_To do:_ Reproduce every line of the material below, but drop the pictures.

:: Given data ::

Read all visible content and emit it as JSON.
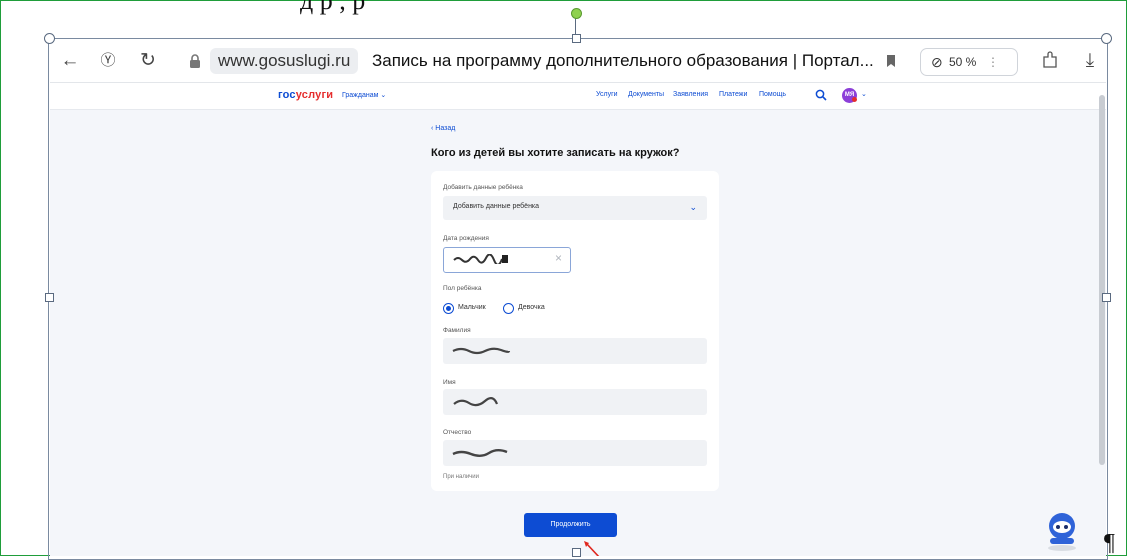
{
  "document": {
    "partial_heading": "д                    р         ,           р",
    "pilcrow": "¶"
  },
  "browser": {
    "domain": "www.gosuslugi.ru",
    "tab_title": "Запись на программу дополнительного образования | Портал...",
    "zoom": "50 %",
    "icons": [
      "back-arrow-icon",
      "yandex-icon",
      "reload-icon",
      "lock-icon",
      "bookmark-icon",
      "zoom-icon",
      "more-icon",
      "extensions-icon",
      "download-icon"
    ]
  },
  "header": {
    "logo_part1": "гос",
    "logo_part2": "услуги",
    "audience": "Гражданам ⌄",
    "nav": [
      "Услуги",
      "Документы",
      "Заявления",
      "Платежи",
      "Помощь"
    ],
    "avatar": "МЯ"
  },
  "page": {
    "back": "‹ Назад",
    "title": "Кого из детей вы хотите записать на кружок?",
    "child_label": "Добавить данные ребёнка",
    "child_value": "Добавить данные ребёнка",
    "birth_label": "Дата рождения",
    "gender_label": "Пол ребёнка",
    "gender_options": [
      "Мальчик",
      "Девочка"
    ],
    "gender_selected": "Мальчик",
    "surname_label": "Фамилия",
    "name_label": "Имя",
    "patronymic_label": "Отчество",
    "patronymic_hint": "При наличии",
    "continue": "Продолжить"
  },
  "colors": {
    "brand_blue": "#0d4cd3",
    "brand_red": "#e52d2d",
    "page_bg": "#f4f6fa",
    "frame_green": "#1f9d3a"
  }
}
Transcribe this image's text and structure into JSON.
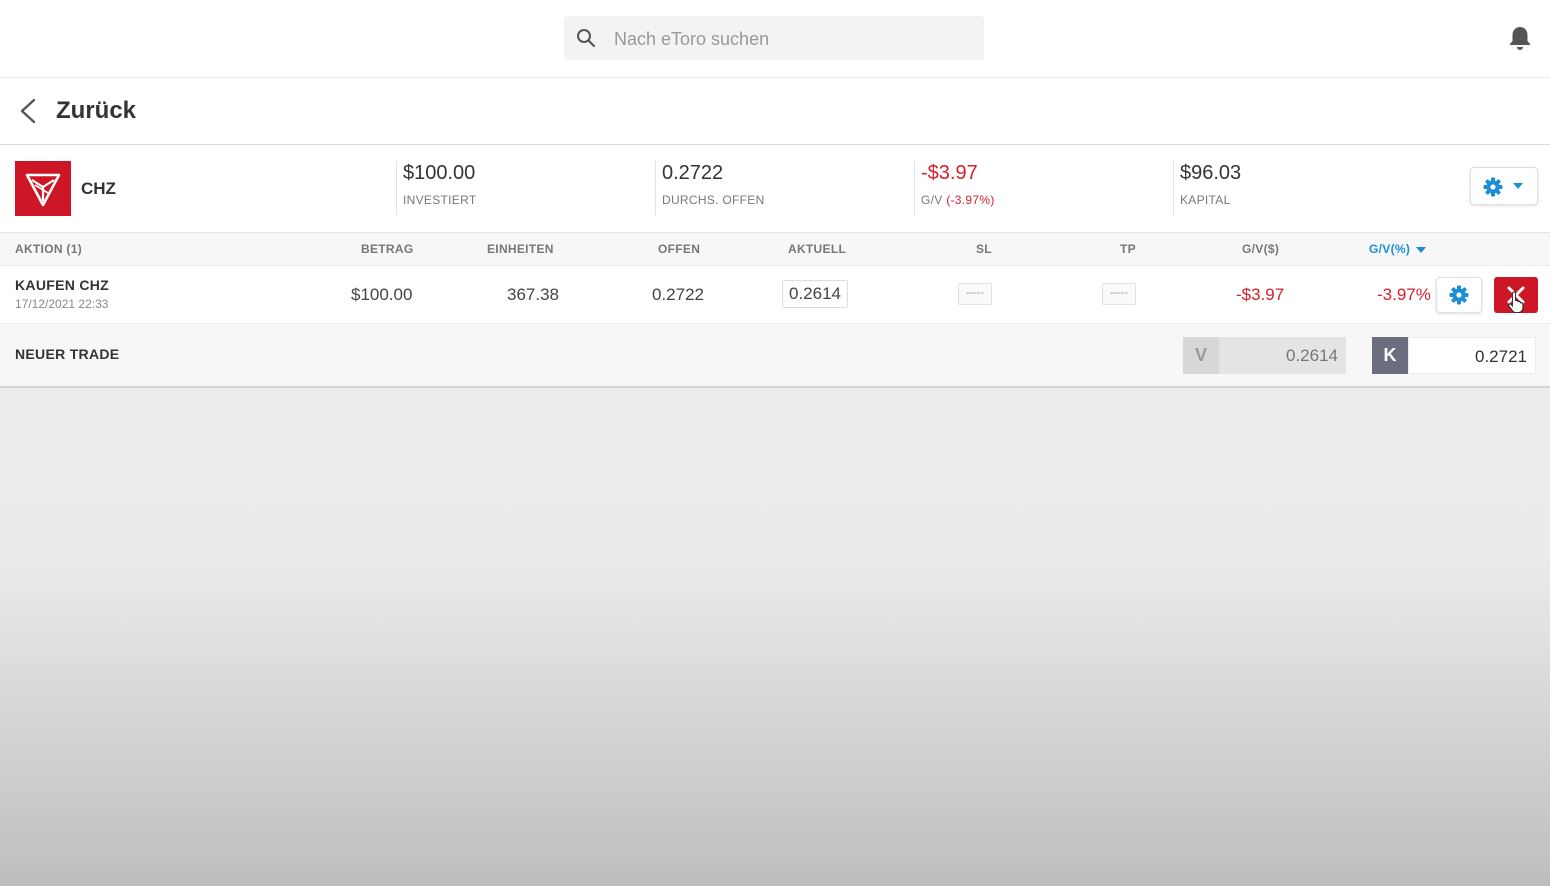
{
  "search": {
    "placeholder": "Nach eToro suchen"
  },
  "nav": {
    "back_label": "Zurück"
  },
  "summary": {
    "ticker": "CHZ",
    "invested": {
      "value": "$100.00",
      "label": "INVESTIERT"
    },
    "avg_open": {
      "value": "0.2722",
      "label": "DURCHS. OFFEN"
    },
    "pnl": {
      "value": "-$3.97",
      "label": "G/V",
      "percent": "(-3.97%)"
    },
    "equity": {
      "value": "$96.03",
      "label": "KAPITAL"
    }
  },
  "table": {
    "headers": {
      "action": "AKTION (1)",
      "amount": "BETRAG",
      "units": "EINHEITEN",
      "open": "OFFEN",
      "current": "AKTUELL",
      "sl": "SL",
      "tp": "TP",
      "pnl_usd": "G/V($)",
      "pnl_pct": "G/V(%)"
    },
    "rows": [
      {
        "action": "KAUFEN CHZ",
        "date": "17/12/2021 22:33",
        "amount": "$100.00",
        "units": "367.38",
        "open": "0.2722",
        "current": "0.2614",
        "sl": "-----",
        "tp": "-----",
        "pnl_usd": "-$3.97",
        "pnl_pct": "-3.97%"
      }
    ]
  },
  "new_trade": {
    "label": "NEUER TRADE",
    "sell_tag": "V",
    "sell_price": "0.2614",
    "buy_tag": "K",
    "buy_price": "0.2721"
  },
  "colors": {
    "accent_red": "#cd1626",
    "loss_red": "#d61f2c",
    "accent_blue": "#1a8fd6",
    "buy_tag": "#6b6e7e"
  },
  "icons": [
    "search-icon",
    "bell-icon",
    "back-chevron-icon",
    "chz-logo",
    "gear-icon",
    "caret-down-icon",
    "close-icon",
    "cursor-icon"
  ]
}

:::

_Solution to this task:_
Read all visible content and emit it as JSON.
{
  "document": {
    "partial_heading": "д                    р         ,           р",
    "pilcrow": "¶"
  },
  "browser": {
    "domain": "www.gosuslugi.ru",
    "tab_title": "Запись на программу дополнительного образования | Портал...",
    "zoom": "50 %",
    "icons": [
      "back-arrow-icon",
      "yandex-icon",
      "reload-icon",
      "lock-icon",
      "bookmark-icon",
      "zoom-icon",
      "more-icon",
      "extensions-icon",
      "download-icon"
    ]
  },
  "header": {
    "logo_part1": "гос",
    "logo_part2": "услуги",
    "audience": "Гражданам ⌄",
    "nav": [
      "Услуги",
      "Документы",
      "Заявления",
      "Платежи",
      "Помощь"
    ],
    "avatar": "МЯ"
  },
  "page": {
    "back": "‹ Назад",
    "title": "Кого из детей вы хотите записать на кружок?",
    "child_label": "Добавить данные ребёнка",
    "child_value": "Добавить данные ребёнка",
    "birth_label": "Дата рождения",
    "gender_label": "Пол ребёнка",
    "gender_options": [
      "Мальчик",
      "Девочка"
    ],
    "gender_selected": "Мальчик",
    "surname_label": "Фамилия",
    "name_label": "Имя",
    "patronymic_label": "Отчество",
    "patronymic_hint": "При наличии",
    "continue": "Продолжить"
  },
  "colors": {
    "brand_blue": "#0d4cd3",
    "brand_red": "#e52d2d",
    "page_bg": "#f4f6fa",
    "frame_green": "#1f9d3a"
  }
}
Transcribe this image's text and structure into JSON.
{
  "search": {
    "placeholder": "Nach eToro suchen"
  },
  "nav": {
    "back_label": "Zurück"
  },
  "summary": {
    "ticker": "CHZ",
    "invested": {
      "value": "$100.00",
      "label": "INVESTIERT"
    },
    "avg_open": {
      "value": "0.2722",
      "label": "DURCHS. OFFEN"
    },
    "pnl": {
      "value": "-$3.97",
      "label": "G/V",
      "percent": "(-3.97%)"
    },
    "equity": {
      "value": "$96.03",
      "label": "KAPITAL"
    }
  },
  "table": {
    "headers": {
      "action": "AKTION (1)",
      "amount": "BETRAG",
      "units": "EINHEITEN",
      "open": "OFFEN",
      "current": "AKTUELL",
      "sl": "SL",
      "tp": "TP",
      "pnl_usd": "G/V($)",
      "pnl_pct": "G/V(%)"
    },
    "rows": [
      {
        "action": "KAUFEN CHZ",
        "date": "17/12/2021 22:33",
        "amount": "$100.00",
        "units": "367.38",
        "open": "0.2722",
        "current": "0.2614",
        "sl": "-----",
        "tp": "-----",
        "pnl_usd": "-$3.97",
        "pnl_pct": "-3.97%"
      }
    ]
  },
  "new_trade": {
    "label": "NEUER TRADE",
    "sell_tag": "V",
    "sell_price": "0.2614",
    "buy_tag": "K",
    "buy_price": "0.2721"
  },
  "colors": {
    "accent_red": "#cd1626",
    "loss_red": "#d61f2c",
    "accent_blue": "#1a8fd6",
    "buy_tag": "#6b6e7e"
  },
  "icons": [
    "search-icon",
    "bell-icon",
    "back-chevron-icon",
    "chz-logo",
    "gear-icon",
    "caret-down-icon",
    "close-icon",
    "cursor-icon"
  ]
}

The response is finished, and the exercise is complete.